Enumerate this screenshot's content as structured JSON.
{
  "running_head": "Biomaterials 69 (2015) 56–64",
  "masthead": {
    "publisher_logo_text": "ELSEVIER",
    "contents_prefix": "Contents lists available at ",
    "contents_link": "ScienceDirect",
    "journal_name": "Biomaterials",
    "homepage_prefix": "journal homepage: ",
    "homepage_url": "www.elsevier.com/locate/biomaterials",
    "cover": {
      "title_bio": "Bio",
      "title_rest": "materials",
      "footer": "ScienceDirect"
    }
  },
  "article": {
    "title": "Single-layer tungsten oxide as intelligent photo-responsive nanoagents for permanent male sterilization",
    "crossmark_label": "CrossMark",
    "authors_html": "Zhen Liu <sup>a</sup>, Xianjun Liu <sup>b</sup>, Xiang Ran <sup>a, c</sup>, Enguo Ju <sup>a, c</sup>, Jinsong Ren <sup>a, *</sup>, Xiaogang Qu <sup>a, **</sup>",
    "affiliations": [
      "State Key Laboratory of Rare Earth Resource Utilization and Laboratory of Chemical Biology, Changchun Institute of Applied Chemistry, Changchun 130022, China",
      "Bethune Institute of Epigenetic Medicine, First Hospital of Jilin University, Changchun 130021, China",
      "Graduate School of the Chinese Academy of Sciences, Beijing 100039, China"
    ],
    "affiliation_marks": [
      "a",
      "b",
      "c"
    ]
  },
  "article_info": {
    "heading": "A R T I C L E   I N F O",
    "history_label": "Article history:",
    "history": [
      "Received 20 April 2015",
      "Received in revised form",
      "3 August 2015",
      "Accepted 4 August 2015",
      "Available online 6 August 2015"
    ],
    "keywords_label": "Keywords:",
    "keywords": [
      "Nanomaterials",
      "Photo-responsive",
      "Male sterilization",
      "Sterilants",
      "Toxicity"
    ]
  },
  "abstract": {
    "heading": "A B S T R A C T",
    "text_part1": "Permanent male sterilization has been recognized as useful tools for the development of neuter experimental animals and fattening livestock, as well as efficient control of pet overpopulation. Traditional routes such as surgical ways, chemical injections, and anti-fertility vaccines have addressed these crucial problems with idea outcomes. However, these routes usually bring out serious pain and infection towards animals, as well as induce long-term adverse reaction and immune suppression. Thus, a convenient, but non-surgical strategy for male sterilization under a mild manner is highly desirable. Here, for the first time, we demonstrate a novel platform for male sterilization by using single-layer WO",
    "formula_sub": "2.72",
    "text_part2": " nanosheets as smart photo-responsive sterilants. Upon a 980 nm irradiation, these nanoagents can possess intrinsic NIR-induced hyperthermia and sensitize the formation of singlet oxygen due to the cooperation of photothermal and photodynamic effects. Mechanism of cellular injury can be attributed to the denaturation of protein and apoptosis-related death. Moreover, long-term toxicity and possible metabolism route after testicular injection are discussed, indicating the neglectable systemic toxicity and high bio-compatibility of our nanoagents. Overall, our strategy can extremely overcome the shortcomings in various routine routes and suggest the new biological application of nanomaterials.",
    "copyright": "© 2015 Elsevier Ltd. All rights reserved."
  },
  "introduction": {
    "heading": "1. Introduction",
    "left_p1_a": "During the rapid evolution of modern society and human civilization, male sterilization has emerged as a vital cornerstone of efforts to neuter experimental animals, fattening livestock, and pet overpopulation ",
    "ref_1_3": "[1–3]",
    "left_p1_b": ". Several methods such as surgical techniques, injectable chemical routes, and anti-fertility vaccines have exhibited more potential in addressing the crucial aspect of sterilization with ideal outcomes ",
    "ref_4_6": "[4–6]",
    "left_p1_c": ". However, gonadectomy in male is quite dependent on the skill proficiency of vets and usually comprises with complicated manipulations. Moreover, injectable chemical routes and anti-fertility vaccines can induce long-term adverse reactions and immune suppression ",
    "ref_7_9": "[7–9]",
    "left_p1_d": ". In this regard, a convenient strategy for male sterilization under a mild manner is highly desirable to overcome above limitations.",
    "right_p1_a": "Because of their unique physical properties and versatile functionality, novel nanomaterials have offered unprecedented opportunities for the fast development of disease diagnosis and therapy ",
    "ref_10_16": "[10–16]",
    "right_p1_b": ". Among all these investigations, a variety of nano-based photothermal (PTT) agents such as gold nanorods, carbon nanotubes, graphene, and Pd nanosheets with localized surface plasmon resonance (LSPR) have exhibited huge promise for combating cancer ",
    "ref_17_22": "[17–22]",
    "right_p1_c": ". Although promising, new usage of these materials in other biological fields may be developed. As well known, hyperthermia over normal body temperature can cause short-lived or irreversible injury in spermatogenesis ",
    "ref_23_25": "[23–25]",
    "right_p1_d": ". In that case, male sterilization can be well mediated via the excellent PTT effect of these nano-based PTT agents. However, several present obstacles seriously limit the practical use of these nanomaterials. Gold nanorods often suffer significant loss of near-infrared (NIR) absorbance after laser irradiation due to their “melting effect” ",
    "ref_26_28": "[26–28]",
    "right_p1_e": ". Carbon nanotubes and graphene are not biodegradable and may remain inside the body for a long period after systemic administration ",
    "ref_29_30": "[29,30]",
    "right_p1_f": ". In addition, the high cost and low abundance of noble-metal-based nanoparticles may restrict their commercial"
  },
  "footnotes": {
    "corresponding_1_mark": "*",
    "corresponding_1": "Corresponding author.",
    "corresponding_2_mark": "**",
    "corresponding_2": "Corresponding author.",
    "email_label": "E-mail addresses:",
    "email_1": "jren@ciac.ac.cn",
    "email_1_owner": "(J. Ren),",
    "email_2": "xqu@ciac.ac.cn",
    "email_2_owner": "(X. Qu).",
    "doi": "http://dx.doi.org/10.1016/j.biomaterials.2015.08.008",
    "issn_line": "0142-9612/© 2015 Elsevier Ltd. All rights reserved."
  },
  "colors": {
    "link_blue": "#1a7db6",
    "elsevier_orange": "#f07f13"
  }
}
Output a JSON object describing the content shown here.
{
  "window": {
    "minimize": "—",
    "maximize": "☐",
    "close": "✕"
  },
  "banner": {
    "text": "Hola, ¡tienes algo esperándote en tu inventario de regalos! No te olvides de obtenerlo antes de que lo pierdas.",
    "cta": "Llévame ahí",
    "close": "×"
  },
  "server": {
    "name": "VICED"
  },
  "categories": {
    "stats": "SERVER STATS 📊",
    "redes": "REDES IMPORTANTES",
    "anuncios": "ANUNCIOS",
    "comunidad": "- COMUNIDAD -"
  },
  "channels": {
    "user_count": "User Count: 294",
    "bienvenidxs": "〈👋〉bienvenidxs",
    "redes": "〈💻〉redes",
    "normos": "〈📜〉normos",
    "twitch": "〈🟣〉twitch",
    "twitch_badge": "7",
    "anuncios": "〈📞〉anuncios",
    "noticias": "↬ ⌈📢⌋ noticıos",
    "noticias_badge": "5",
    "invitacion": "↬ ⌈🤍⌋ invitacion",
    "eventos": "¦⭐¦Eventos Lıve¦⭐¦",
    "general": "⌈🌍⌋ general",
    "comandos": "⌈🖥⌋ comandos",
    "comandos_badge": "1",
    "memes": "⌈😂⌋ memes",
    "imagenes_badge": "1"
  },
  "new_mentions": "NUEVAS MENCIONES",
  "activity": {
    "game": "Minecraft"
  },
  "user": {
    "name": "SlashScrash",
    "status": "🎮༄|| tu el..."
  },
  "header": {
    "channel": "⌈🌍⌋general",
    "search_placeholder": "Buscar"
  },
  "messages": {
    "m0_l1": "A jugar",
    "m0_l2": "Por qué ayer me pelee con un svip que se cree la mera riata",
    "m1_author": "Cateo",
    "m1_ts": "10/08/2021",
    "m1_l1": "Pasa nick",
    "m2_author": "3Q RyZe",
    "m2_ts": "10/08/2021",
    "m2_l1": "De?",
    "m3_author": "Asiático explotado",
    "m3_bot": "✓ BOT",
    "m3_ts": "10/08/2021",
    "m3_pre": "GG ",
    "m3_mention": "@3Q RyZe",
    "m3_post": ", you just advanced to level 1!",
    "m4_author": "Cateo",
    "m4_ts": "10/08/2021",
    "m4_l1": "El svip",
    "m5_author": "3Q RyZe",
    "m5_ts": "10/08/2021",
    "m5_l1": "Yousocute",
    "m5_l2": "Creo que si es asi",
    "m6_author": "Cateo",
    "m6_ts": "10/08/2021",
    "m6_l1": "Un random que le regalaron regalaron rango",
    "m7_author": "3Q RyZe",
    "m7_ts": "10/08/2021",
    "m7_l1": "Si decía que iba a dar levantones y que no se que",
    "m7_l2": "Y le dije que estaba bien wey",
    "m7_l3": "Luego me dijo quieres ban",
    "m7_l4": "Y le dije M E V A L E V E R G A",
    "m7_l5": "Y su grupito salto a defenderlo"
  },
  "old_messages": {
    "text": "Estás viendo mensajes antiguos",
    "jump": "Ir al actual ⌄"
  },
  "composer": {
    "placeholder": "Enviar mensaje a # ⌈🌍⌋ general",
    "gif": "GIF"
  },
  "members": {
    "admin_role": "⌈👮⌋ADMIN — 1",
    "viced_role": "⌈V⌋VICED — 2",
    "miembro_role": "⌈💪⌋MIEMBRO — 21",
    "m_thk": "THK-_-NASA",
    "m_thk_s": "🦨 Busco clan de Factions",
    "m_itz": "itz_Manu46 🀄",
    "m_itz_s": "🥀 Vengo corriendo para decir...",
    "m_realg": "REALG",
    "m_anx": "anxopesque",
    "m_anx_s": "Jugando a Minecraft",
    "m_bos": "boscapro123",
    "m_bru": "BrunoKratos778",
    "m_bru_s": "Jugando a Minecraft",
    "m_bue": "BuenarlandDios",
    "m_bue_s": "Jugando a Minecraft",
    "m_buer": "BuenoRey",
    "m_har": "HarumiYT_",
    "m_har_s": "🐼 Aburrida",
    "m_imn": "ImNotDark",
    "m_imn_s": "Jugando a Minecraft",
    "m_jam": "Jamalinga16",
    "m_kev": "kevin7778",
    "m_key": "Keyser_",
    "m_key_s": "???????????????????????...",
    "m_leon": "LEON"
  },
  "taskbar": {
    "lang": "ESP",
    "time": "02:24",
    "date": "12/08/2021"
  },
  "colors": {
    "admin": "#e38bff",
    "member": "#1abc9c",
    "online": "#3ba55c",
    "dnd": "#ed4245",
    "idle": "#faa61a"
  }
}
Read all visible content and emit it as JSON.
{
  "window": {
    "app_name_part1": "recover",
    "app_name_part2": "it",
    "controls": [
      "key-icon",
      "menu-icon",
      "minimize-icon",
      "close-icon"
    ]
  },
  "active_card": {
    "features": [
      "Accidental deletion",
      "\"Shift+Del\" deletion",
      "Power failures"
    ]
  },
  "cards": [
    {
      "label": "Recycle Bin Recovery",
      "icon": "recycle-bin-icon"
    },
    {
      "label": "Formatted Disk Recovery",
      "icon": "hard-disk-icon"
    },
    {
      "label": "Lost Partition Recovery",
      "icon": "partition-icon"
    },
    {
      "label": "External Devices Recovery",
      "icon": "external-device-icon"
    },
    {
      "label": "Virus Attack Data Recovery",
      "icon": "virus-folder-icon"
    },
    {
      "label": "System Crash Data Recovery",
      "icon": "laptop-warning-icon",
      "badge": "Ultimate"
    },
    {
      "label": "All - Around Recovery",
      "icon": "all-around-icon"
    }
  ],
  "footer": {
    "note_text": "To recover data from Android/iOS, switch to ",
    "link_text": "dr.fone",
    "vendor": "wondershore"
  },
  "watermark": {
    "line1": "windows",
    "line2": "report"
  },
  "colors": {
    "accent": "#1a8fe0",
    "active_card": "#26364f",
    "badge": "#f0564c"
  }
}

⁂

Write down every line of the data above that includes the string "anuncios".

    "anuncios": "ANUNCIOS",
    "anuncios": "〈📞〉anuncios",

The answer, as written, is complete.